Task objective ▸ Each line below is to be written out in full, exactly as shown.

Start

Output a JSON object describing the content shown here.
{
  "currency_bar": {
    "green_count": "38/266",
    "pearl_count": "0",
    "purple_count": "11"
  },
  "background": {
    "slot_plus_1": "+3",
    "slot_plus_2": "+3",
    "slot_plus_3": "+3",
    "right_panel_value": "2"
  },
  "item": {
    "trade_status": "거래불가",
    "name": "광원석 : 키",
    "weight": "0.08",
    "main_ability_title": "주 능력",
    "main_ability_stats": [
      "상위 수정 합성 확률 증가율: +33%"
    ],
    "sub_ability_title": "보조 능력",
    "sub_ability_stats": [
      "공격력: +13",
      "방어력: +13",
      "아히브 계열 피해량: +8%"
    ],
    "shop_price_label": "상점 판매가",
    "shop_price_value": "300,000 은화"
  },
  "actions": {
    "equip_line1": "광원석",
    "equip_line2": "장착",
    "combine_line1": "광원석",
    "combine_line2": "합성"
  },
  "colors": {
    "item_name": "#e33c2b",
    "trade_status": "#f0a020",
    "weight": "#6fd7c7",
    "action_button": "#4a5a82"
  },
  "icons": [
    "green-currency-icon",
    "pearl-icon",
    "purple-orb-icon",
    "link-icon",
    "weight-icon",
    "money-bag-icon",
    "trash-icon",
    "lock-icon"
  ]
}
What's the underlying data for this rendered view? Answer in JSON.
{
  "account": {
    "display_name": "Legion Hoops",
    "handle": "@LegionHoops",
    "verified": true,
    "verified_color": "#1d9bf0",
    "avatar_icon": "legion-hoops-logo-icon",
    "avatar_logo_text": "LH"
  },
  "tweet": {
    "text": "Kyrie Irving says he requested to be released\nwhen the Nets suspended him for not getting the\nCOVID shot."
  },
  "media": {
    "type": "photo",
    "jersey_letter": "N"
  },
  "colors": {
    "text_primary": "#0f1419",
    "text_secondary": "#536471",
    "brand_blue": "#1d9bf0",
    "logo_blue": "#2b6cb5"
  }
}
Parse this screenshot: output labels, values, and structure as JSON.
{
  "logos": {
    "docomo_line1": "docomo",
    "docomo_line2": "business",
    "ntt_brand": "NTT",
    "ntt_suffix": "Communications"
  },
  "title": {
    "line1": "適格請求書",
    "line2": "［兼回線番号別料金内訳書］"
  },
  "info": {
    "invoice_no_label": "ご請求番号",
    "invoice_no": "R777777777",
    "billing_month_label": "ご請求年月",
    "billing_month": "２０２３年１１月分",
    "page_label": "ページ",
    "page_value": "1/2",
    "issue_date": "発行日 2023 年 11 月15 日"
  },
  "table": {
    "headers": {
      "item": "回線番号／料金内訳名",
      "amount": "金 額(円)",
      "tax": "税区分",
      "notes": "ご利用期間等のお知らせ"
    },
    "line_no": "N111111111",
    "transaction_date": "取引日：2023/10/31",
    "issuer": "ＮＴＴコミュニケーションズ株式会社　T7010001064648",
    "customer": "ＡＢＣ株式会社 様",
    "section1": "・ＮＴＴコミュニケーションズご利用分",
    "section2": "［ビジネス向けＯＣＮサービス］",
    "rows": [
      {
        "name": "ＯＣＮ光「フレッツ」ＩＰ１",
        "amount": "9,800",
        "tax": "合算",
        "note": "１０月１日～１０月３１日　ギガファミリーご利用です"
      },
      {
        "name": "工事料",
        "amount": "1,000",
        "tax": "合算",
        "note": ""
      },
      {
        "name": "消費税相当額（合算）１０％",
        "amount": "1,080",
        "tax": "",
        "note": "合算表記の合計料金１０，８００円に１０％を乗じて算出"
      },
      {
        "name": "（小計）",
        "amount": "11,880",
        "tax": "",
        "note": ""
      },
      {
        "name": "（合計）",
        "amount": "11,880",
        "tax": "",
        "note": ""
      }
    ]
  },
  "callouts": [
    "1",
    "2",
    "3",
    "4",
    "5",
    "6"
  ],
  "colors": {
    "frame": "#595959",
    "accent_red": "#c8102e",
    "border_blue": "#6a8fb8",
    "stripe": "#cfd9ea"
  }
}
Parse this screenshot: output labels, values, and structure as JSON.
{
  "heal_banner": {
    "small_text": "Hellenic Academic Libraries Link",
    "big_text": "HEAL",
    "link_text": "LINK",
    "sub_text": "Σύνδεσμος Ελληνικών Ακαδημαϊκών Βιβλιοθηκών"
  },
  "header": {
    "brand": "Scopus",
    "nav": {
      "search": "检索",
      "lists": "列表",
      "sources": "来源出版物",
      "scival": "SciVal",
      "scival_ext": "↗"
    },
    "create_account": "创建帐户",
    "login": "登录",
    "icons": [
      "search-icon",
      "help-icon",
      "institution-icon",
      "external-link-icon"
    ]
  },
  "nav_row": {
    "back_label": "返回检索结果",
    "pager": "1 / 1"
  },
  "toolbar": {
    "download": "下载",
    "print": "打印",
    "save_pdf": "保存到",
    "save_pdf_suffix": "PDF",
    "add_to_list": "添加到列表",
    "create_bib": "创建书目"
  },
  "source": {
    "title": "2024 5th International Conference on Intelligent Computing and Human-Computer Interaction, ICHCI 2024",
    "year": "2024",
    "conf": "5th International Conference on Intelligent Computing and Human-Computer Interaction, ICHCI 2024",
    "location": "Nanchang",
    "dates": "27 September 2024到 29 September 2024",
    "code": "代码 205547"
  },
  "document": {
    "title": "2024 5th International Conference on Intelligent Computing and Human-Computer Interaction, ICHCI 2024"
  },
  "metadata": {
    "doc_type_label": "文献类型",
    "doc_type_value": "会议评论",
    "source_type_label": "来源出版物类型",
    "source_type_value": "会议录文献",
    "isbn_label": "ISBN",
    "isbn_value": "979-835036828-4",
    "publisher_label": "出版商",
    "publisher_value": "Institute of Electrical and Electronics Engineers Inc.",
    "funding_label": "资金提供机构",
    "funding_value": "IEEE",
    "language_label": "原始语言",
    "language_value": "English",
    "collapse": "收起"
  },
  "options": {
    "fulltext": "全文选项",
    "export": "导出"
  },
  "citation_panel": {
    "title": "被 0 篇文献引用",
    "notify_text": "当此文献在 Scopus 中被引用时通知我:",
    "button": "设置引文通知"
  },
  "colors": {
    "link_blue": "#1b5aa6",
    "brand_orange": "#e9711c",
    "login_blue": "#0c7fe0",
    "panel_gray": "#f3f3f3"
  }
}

End

Response below ▸
Output a JSON object describing the content shown here.
{
  "currency_bar": {
    "green_count": "38/266",
    "pearl_count": "0",
    "purple_count": "11"
  },
  "background": {
    "slot_plus_1": "+3",
    "slot_plus_2": "+3",
    "slot_plus_3": "+3",
    "right_panel_value": "2"
  },
  "item": {
    "trade_status": "거래불가",
    "name": "광원석 : 키",
    "weight": "0.08",
    "main_ability_title": "주 능력",
    "main_ability_stats": [
      "상위 수정 합성 확률 증가율: +33%"
    ],
    "sub_ability_title": "보조 능력",
    "sub_ability_stats": [
      "공격력: +13",
      "방어력: +13",
      "아히브 계열 피해량: +8%"
    ],
    "shop_price_label": "상점 판매가",
    "shop_price_value": "300,000 은화"
  },
  "actions": {
    "equip_line1": "광원석",
    "equip_line2": "장착",
    "combine_line1": "광원석",
    "combine_line2": "합성"
  },
  "colors": {
    "item_name": "#e33c2b",
    "trade_status": "#f0a020",
    "weight": "#6fd7c7",
    "action_button": "#4a5a82"
  },
  "icons": [
    "green-currency-icon",
    "pearl-icon",
    "purple-orb-icon",
    "link-icon",
    "weight-icon",
    "money-bag-icon",
    "trash-icon",
    "lock-icon"
  ]
}
What's the underlying data for this rendered view? Answer in JSON.
{
  "account": {
    "display_name": "Legion Hoops",
    "handle": "@LegionHoops",
    "verified": true,
    "verified_color": "#1d9bf0",
    "avatar_icon": "legion-hoops-logo-icon",
    "avatar_logo_text": "LH"
  },
  "tweet": {
    "text": "Kyrie Irving says he requested to be released\nwhen the Nets suspended him for not getting the\nCOVID shot."
  },
  "media": {
    "type": "photo",
    "jersey_letter": "N"
  },
  "colors": {
    "text_primary": "#0f1419",
    "text_secondary": "#536471",
    "brand_blue": "#1d9bf0",
    "logo_blue": "#2b6cb5"
  }
}
Parse this screenshot: output labels, values, and structure as JSON.
{
  "logos": {
    "docomo_line1": "docomo",
    "docomo_line2": "business",
    "ntt_brand": "NTT",
    "ntt_suffix": "Communications"
  },
  "title": {
    "line1": "適格請求書",
    "line2": "［兼回線番号別料金内訳書］"
  },
  "info": {
    "invoice_no_label": "ご請求番号",
    "invoice_no": "R777777777",
    "billing_month_label": "ご請求年月",
    "billing_month": "２０２３年１１月分",
    "page_label": "ページ",
    "page_value": "1/2",
    "issue_date": "発行日 2023 年 11 月15 日"
  },
  "table": {
    "headers": {
      "item": "回線番号／料金内訳名",
      "amount": "金 額(円)",
      "tax": "税区分",
      "notes": "ご利用期間等のお知らせ"
    },
    "line_no": "N111111111",
    "transaction_date": "取引日：2023/10/31",
    "issuer": "ＮＴＴコミュニケーションズ株式会社　T7010001064648",
    "customer": "ＡＢＣ株式会社 様",
    "section1": "・ＮＴＴコミュニケーションズご利用分",
    "section2": "［ビジネス向けＯＣＮサービス］",
    "rows": [
      {
        "name": "ＯＣＮ光「フレッツ」ＩＰ１",
        "amount": "9,800",
        "tax": "合算",
        "note": "１０月１日～１０月３１日　ギガファミリーご利用です"
      },
      {
        "name": "工事料",
        "amount": "1,000",
        "tax": "合算",
        "note": ""
      },
      {
        "name": "消費税相当額（合算）１０％",
        "amount": "1,080",
        "tax": "",
        "note": "合算表記の合計料金１０，８００円に１０％を乗じて算出"
      },
      {
        "name": "（小計）",
        "amount": "11,880",
        "tax": "",
        "note": ""
      },
      {
        "name": "（合計）",
        "amount": "11,880",
        "tax": "",
        "note": ""
      }
    ]
  },
  "callouts": [
    "1",
    "2",
    "3",
    "4",
    "5",
    "6"
  ],
  "colors": {
    "frame": "#595959",
    "accent_red": "#c8102e",
    "border_blue": "#6a8fb8",
    "stripe": "#cfd9ea"
  }
}
Parse this screenshot: output labels, values, and structure as JSON.
{
  "heal_banner": {
    "small_text": "Hellenic Academic Libraries Link",
    "big_text": "HEAL",
    "link_text": "LINK",
    "sub_text": "Σύνδεσμος Ελληνικών Ακαδημαϊκών Βιβλιοθηκών"
  },
  "header": {
    "brand": "Scopus",
    "nav": {
      "search": "检索",
      "lists": "列表",
      "sources": "来源出版物",
      "scival": "SciVal",
      "scival_ext": "↗"
    },
    "create_account": "创建帐户",
    "login": "登录",
    "icons": [
      "search-icon",
      "help-icon",
      "institution-icon",
      "external-link-icon"
    ]
  },
  "nav_row": {
    "back_label": "返回检索结果",
    "pager": "1 / 1"
  },
  "toolbar": {
    "download": "下载",
    "print": "打印",
    "save_pdf": "保存到",
    "save_pdf_suffix": "PDF",
    "add_to_list": "添加到列表",
    "create_bib": "创建书目"
  },
  "source": {
    "title": "2024 5th International Conference on Intelligent Computing and Human-Computer Interaction, ICHCI 2024",
    "year": "2024",
    "conf": "5th International Conference on Intelligent Computing and Human-Computer Interaction, ICHCI 2024",
    "location": "Nanchang",
    "dates": "27 September 2024到 29 September 2024",
    "code": "代码 205547"
  },
  "document": {
    "title": "2024 5th International Conference on Intelligent Computing and Human-Computer Interaction, ICHCI 2024"
  },
  "metadata": {
    "doc_type_label": "文献类型",
    "doc_type_value": "会议评论",
    "source_type_label": "来源出版物类型",
    "source_type_value": "会议录文献",
    "isbn_label": "ISBN",
    "isbn_value": "979-835036828-4",
    "publisher_label": "出版商",
    "publisher_value": "Institute of Electrical and Electronics Engineers Inc.",
    "funding_label": "资金提供机构",
    "funding_value": "IEEE",
    "language_label": "原始语言",
    "language_value": "English",
    "collapse": "收起"
  },
  "options": {
    "fulltext": "全文选项",
    "export": "导出"
  },
  "citation_panel": {
    "title": "被 0 篇文献引用",
    "notify_text": "当此文献在 Scopus 中被引用时通知我:",
    "button": "设置引文通知"
  },
  "colors": {
    "link_blue": "#1b5aa6",
    "brand_orange": "#e9711c",
    "login_blue": "#0c7fe0",
    "panel_gray": "#f3f3f3"
  }
}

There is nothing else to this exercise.